== Information supplied

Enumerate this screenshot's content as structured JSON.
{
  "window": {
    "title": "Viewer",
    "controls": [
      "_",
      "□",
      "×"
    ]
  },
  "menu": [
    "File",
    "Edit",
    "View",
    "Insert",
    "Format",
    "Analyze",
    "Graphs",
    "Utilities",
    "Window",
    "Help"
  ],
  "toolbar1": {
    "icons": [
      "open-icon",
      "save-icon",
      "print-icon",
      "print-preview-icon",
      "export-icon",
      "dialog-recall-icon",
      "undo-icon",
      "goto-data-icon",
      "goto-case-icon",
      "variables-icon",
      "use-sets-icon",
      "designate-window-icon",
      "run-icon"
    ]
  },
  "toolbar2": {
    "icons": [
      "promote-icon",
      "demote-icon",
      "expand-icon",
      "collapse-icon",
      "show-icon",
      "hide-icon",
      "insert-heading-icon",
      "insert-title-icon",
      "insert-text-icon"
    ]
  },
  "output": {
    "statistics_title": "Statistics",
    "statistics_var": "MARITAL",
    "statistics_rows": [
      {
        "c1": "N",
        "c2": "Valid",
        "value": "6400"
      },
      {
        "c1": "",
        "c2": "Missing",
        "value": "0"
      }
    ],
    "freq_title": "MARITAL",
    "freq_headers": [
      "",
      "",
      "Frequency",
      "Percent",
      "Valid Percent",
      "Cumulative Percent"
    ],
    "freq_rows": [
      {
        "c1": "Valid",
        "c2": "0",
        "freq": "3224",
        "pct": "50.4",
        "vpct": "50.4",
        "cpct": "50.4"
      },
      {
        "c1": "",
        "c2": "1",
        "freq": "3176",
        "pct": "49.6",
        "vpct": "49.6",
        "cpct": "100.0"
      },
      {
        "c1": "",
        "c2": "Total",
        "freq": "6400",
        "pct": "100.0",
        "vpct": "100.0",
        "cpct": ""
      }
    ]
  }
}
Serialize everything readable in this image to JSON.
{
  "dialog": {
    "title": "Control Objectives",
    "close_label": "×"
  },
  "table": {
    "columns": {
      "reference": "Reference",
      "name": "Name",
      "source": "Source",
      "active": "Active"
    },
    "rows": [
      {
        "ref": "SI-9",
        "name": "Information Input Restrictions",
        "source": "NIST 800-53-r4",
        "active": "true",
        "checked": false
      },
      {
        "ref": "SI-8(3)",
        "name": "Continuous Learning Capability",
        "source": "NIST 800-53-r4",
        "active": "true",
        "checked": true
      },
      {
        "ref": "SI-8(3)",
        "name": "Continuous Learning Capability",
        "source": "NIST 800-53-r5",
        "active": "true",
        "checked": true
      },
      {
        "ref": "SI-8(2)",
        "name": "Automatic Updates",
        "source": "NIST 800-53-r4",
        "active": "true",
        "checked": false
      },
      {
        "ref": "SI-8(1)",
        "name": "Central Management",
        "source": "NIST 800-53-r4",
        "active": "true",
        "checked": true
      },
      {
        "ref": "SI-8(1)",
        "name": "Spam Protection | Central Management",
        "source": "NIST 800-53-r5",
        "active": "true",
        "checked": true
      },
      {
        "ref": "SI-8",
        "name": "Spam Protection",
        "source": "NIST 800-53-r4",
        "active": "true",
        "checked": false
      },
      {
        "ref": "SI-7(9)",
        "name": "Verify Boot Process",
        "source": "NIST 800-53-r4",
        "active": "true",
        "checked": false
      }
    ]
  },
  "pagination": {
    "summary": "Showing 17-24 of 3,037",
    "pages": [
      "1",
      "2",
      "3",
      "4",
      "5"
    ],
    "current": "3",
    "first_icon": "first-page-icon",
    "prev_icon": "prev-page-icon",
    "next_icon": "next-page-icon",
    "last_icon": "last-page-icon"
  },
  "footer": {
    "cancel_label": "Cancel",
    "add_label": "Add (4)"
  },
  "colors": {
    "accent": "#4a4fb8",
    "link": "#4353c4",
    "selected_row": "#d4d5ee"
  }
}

====

Written instruction: Your task is to list each line of the records with the word "Percent".

Task output:
      "Percent",
      "Valid Percent",
      "Cumulative Percent"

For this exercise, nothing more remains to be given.